The problem - Take the line with "Transcribe the text in this document." and every line after it, through the end of the listing, and give them again exactly, pictures excluded.
· · · · ·
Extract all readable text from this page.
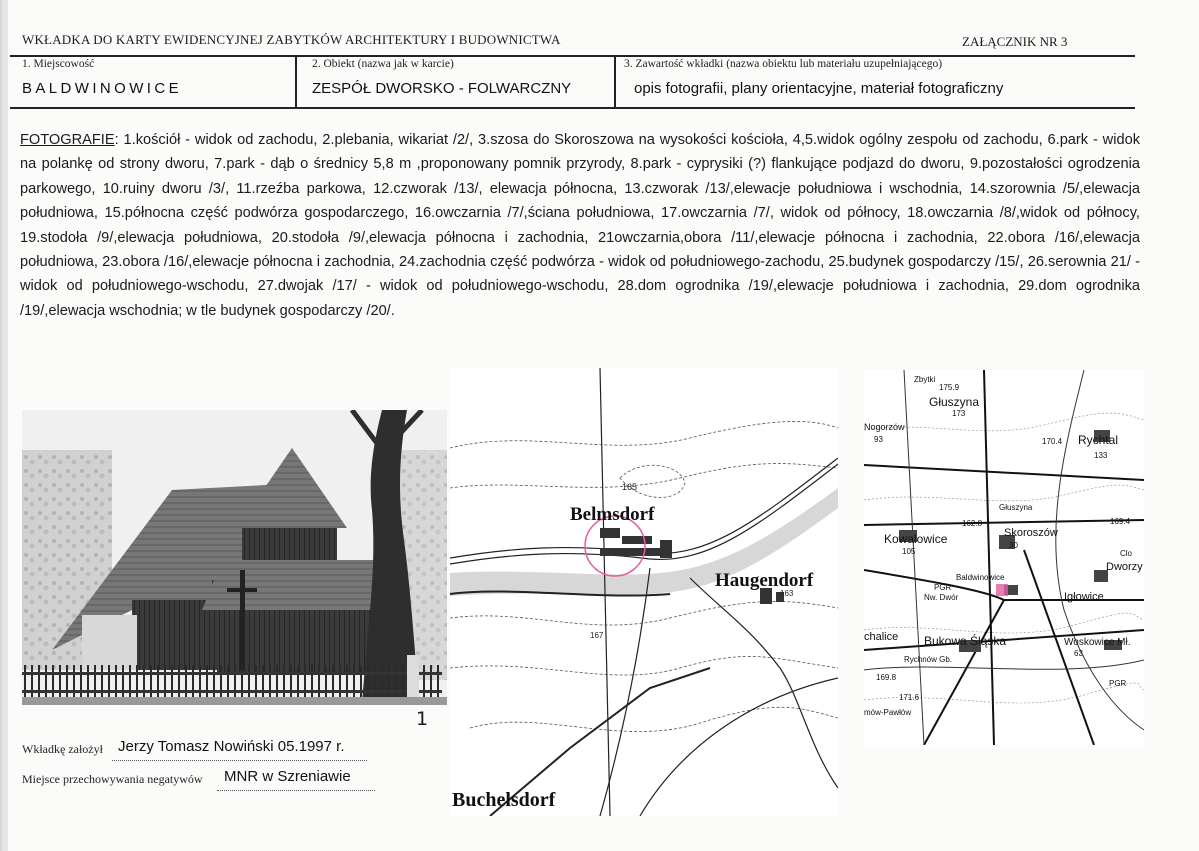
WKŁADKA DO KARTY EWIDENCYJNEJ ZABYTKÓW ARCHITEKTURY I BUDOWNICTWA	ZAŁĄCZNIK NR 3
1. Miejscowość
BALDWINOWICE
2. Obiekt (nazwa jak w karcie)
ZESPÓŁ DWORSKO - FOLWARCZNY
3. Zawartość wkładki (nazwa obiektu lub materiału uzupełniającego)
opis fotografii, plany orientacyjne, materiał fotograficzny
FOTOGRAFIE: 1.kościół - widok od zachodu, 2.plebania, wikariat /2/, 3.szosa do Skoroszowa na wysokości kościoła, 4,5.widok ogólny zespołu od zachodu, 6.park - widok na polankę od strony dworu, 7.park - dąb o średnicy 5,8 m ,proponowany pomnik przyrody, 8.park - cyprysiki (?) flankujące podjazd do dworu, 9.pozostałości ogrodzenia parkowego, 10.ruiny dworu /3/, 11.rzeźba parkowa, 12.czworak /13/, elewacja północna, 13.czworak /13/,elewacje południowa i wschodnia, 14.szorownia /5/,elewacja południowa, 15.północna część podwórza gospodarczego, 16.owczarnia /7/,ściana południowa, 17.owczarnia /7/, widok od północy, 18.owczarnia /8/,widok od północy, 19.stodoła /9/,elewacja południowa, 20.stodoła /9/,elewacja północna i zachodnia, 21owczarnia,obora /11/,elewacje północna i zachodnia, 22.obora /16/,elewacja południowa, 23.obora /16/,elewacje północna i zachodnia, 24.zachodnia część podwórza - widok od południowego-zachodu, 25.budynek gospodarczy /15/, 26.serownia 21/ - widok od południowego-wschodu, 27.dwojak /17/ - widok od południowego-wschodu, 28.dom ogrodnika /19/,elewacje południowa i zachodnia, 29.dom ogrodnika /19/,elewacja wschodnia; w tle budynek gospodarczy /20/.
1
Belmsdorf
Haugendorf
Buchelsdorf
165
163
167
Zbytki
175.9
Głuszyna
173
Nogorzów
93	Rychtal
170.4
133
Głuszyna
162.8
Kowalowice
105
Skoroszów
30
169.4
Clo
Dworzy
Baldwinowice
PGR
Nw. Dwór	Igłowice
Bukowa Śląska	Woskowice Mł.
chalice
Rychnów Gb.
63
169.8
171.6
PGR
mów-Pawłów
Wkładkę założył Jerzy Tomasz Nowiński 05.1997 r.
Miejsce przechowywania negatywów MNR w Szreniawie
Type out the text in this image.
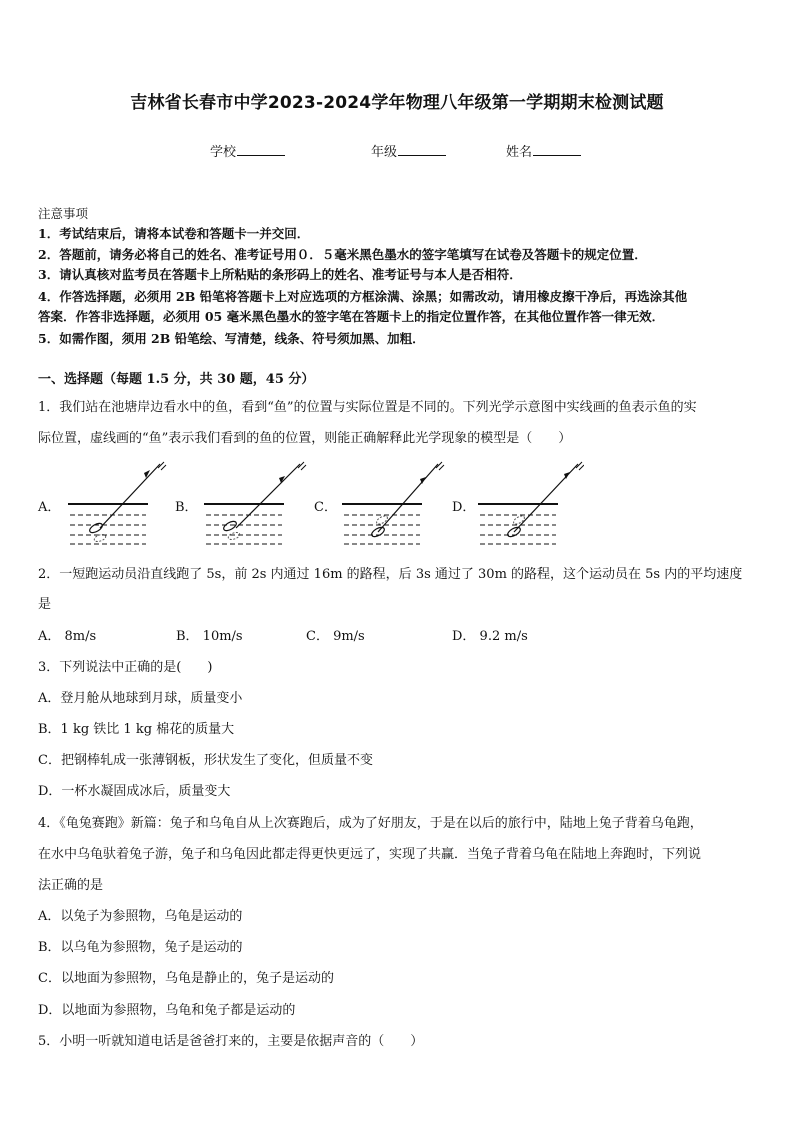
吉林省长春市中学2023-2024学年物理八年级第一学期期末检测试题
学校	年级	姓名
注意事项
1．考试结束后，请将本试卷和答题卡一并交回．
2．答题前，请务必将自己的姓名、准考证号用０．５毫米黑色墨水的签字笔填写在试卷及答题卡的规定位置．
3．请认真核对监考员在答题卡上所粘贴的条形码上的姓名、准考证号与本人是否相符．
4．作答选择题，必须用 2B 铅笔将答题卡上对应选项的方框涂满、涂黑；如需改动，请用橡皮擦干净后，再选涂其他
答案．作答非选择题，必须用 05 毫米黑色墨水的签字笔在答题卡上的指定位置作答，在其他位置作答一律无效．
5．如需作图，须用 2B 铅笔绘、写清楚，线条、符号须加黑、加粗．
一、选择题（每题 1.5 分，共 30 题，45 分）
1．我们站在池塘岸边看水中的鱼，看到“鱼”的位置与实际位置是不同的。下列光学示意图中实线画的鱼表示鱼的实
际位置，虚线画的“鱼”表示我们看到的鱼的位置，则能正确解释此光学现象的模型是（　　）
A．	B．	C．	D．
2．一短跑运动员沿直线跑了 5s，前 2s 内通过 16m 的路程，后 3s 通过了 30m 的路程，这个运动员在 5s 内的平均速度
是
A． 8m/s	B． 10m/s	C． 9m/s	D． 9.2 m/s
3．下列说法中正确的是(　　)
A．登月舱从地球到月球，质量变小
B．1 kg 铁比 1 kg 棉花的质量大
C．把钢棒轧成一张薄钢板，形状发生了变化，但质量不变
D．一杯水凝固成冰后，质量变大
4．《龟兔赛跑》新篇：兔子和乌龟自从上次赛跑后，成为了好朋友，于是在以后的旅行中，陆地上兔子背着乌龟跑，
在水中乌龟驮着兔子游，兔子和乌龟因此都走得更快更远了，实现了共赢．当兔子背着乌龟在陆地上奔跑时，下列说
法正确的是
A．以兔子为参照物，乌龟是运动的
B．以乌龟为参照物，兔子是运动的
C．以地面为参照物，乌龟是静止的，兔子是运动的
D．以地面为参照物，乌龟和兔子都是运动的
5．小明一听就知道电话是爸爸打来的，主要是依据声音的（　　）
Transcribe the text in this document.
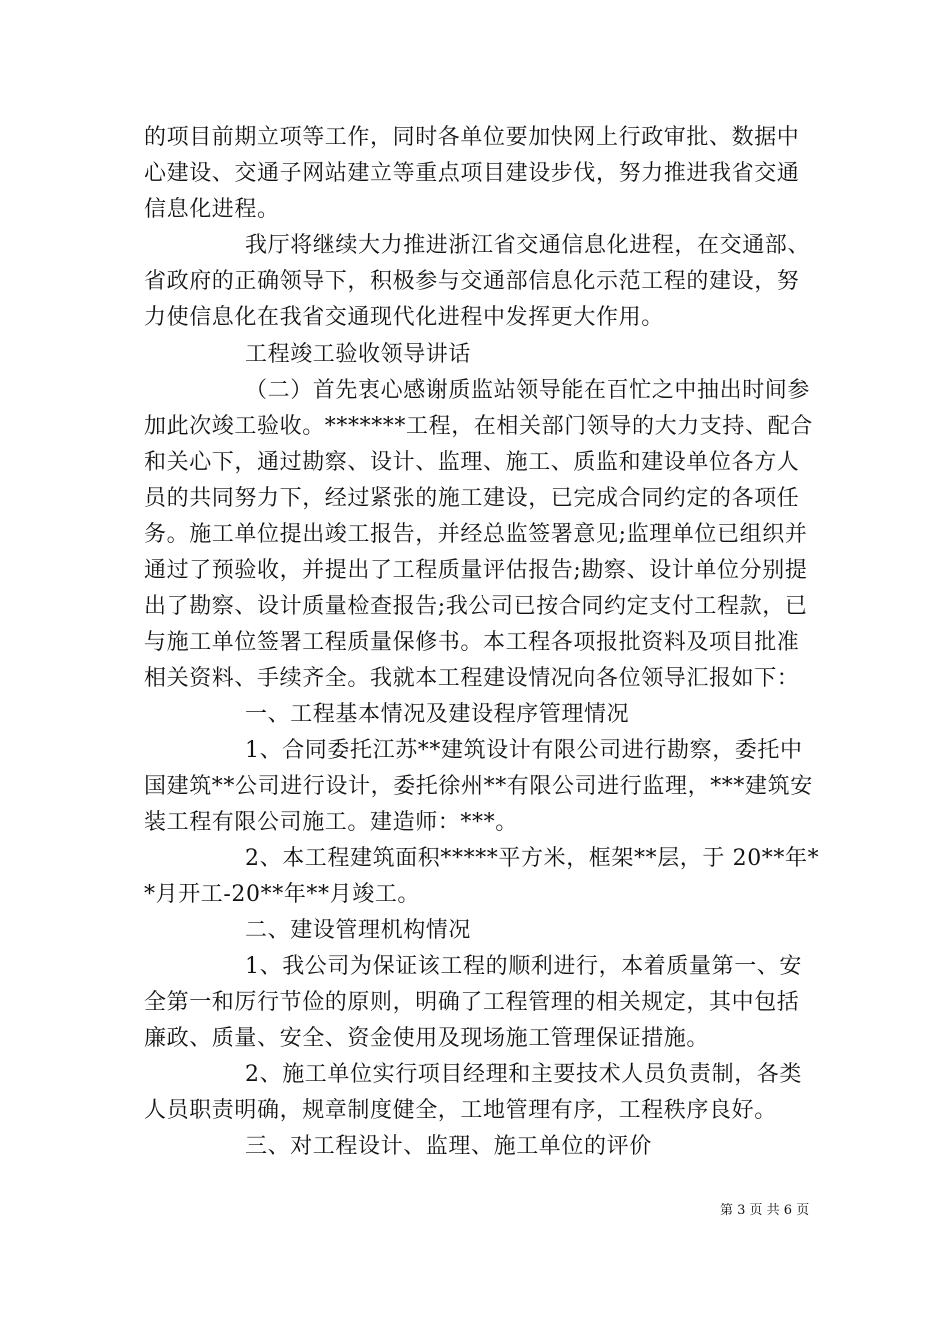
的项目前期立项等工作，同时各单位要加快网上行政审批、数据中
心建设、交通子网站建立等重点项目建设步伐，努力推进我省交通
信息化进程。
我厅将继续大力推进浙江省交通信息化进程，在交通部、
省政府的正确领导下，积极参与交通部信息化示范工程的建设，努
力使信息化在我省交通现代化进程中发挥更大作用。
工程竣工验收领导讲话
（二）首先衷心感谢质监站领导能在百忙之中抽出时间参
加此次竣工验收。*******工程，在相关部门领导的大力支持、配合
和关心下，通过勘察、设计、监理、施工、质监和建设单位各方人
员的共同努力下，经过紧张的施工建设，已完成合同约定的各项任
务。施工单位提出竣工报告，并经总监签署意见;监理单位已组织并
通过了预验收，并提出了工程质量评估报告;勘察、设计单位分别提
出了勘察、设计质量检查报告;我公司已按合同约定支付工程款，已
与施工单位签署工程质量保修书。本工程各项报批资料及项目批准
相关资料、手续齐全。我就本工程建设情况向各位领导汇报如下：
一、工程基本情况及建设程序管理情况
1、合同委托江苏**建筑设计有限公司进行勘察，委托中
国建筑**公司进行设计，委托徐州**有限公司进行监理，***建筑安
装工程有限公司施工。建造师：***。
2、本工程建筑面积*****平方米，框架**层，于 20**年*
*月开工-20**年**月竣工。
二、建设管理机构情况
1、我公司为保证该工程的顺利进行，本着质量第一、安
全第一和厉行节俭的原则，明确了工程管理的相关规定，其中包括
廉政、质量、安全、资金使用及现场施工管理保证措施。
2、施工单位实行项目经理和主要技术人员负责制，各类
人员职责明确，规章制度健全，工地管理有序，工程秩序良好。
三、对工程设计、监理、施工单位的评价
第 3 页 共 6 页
· · · · ·
Written response -
Transcribe the text in this document.
的项目前期立项等工作，同时各单位要加快网上行政审批、数据中
心建设、交通子网站建立等重点项目建设步伐，努力推进我省交通
信息化进程。
我厅将继续大力推进浙江省交通信息化进程，在交通部、
省政府的正确领导下，积极参与交通部信息化示范工程的建设，努
力使信息化在我省交通现代化进程中发挥更大作用。
工程竣工验收领导讲话
（二）首先衷心感谢质监站领导能在百忙之中抽出时间参
加此次竣工验收。*******工程，在相关部门领导的大力支持、配合
和关心下，通过勘察、设计、监理、施工、质监和建设单位各方人
员的共同努力下，经过紧张的施工建设，已完成合同约定的各项任
务。施工单位提出竣工报告，并经总监签署意见;监理单位已组织并
通过了预验收，并提出了工程质量评估报告;勘察、设计单位分别提
出了勘察、设计质量检查报告;我公司已按合同约定支付工程款，已
与施工单位签署工程质量保修书。本工程各项报批资料及项目批准
相关资料、手续齐全。我就本工程建设情况向各位领导汇报如下：
一、工程基本情况及建设程序管理情况
1、合同委托江苏**建筑设计有限公司进行勘察，委托中
国建筑**公司进行设计，委托徐州**有限公司进行监理，***建筑安
装工程有限公司施工。建造师：***。
2、本工程建筑面积*****平方米，框架**层，于 20**年*
*月开工-20**年**月竣工。
二、建设管理机构情况
1、我公司为保证该工程的顺利进行，本着质量第一、安
全第一和厉行节俭的原则，明确了工程管理的相关规定，其中包括
廉政、质量、安全、资金使用及现场施工管理保证措施。
2、施工单位实行项目经理和主要技术人员负责制，各类
人员职责明确，规章制度健全，工地管理有序，工程秩序良好。
三、对工程设计、监理、施工单位的评价
第 3 页 共 6 页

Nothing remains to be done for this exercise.